Data records
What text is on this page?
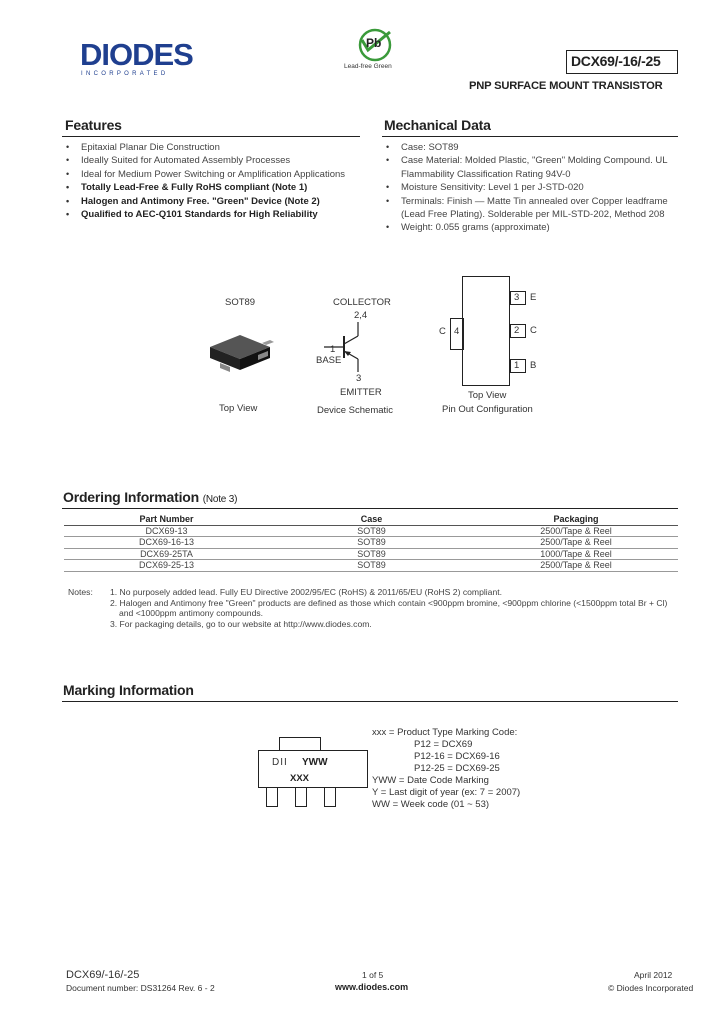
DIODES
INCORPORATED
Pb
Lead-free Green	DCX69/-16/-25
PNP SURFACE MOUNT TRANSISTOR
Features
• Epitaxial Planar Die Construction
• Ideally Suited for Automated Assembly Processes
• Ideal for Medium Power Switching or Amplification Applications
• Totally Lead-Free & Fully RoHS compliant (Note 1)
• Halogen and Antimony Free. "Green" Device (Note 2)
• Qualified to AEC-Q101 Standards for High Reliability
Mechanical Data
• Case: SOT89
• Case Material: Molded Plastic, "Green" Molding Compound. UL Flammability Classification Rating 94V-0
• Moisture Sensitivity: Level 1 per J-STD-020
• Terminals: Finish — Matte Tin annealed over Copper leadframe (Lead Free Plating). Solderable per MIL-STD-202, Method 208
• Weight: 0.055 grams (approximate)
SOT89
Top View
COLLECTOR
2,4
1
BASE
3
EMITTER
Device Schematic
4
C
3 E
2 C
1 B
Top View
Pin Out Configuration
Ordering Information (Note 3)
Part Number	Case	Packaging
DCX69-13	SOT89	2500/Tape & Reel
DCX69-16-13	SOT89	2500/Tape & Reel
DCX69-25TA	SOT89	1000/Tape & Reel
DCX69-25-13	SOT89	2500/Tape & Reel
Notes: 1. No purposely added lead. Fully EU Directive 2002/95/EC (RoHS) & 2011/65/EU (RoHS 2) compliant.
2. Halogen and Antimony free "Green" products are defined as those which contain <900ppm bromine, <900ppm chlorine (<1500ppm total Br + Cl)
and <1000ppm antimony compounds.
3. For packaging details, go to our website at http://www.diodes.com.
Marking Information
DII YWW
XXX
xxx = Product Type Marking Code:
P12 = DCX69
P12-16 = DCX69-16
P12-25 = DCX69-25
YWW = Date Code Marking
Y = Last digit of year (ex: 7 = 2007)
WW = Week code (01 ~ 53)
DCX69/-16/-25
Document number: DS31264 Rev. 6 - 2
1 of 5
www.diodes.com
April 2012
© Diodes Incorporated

### What the exercise asks:
Return each line with "RoHS".

### Output of the task:
• Totally Lead-Free & Fully RoHS compliant (Note 1)
Notes: 1. No purposely added lead. Fully EU Directive 2002/95/EC (RoHS) & 2011/65/EU (RoHS 2) compliant.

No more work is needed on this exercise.